YOUR GOAL :: Write out every record in full, exactly as written, please.

LISTED ENTRIES ::
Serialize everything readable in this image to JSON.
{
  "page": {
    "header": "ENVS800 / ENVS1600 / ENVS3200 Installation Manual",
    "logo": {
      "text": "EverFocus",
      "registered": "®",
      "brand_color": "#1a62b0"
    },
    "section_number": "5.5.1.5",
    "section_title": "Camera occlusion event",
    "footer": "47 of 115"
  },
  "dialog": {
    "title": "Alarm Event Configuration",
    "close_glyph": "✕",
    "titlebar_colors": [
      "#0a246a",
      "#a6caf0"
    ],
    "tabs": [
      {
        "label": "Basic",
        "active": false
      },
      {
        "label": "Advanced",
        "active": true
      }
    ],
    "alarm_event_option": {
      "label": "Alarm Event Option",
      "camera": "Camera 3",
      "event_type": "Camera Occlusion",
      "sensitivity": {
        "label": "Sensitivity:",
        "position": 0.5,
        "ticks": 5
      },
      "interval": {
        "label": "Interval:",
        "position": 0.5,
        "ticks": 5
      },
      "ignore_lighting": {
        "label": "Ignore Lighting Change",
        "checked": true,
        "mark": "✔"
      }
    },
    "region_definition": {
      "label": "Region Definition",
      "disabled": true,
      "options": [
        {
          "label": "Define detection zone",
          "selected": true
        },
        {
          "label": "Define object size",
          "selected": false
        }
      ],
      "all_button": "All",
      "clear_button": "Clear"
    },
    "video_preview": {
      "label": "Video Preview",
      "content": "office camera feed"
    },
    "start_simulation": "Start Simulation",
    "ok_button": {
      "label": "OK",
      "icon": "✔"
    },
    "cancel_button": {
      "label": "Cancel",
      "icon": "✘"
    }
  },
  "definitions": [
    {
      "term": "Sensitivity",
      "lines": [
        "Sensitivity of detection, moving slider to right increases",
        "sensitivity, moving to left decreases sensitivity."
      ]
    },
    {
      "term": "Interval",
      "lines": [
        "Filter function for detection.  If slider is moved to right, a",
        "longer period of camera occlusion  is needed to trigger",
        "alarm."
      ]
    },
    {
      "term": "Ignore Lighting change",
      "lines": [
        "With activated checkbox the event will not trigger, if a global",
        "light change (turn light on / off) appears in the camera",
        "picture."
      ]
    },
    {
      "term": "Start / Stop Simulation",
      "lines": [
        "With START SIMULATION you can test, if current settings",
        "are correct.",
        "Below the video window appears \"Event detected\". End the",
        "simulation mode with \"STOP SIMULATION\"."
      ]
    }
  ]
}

CORRECT OUTPUT ::
Serialize everything readable in this image to JSON.
{
  "page": {
    "header": "ENVS800 / ENVS1600 / ENVS3200 Installation Manual",
    "logo": {
      "text": "EverFocus",
      "registered": "®",
      "brand_color": "#1a62b0"
    },
    "section_number": "5.5.1.5",
    "section_title": "Camera occlusion event",
    "footer": "47 of 115"
  },
  "dialog": {
    "title": "Alarm Event Configuration",
    "close_glyph": "✕",
    "titlebar_colors": [
      "#0a246a",
      "#a6caf0"
    ],
    "tabs": [
      {
        "label": "Basic",
        "active": false
      },
      {
        "label": "Advanced",
        "active": true
      }
    ],
    "alarm_event_option": {
      "label": "Alarm Event Option",
      "camera": "Camera 3",
      "event_type": "Camera Occlusion",
      "sensitivity": {
        "label": "Sensitivity:",
        "position": 0.5,
        "ticks": 5
      },
      "interval": {
        "label": "Interval:",
        "position": 0.5,
        "ticks": 5
      },
      "ignore_lighting": {
        "label": "Ignore Lighting Change",
        "checked": true,
        "mark": "✔"
      }
    },
    "region_definition": {
      "label": "Region Definition",
      "disabled": true,
      "options": [
        {
          "label": "Define detection zone",
          "selected": true
        },
        {
          "label": "Define object size",
          "selected": false
        }
      ],
      "all_button": "All",
      "clear_button": "Clear"
    },
    "video_preview": {
      "label": "Video Preview",
      "content": "office camera feed"
    },
    "start_simulation": "Start Simulation",
    "ok_button": {
      "label": "OK",
      "icon": "✔"
    },
    "cancel_button": {
      "label": "Cancel",
      "icon": "✘"
    }
  },
  "definitions": [
    {
      "term": "Sensitivity",
      "lines": [
        "Sensitivity of detection, moving slider to right increases",
        "sensitivity, moving to left decreases sensitivity."
      ]
    },
    {
      "term": "Interval",
      "lines": [
        "Filter function for detection.  If slider is moved to right, a",
        "longer period of camera occlusion  is needed to trigger",
        "alarm."
      ]
    },
    {
      "term": "Ignore Lighting change",
      "lines": [
        "With activated checkbox the event will not trigger, if a global",
        "light change (turn light on / off) appears in the camera",
        "picture."
      ]
    },
    {
      "term": "Start / Stop Simulation",
      "lines": [
        "With START SIMULATION you can test, if current settings",
        "are correct.",
        "Below the video window appears \"Event detected\". End the",
        "simulation mode with \"STOP SIMULATION\"."
      ]
    }
  ]
}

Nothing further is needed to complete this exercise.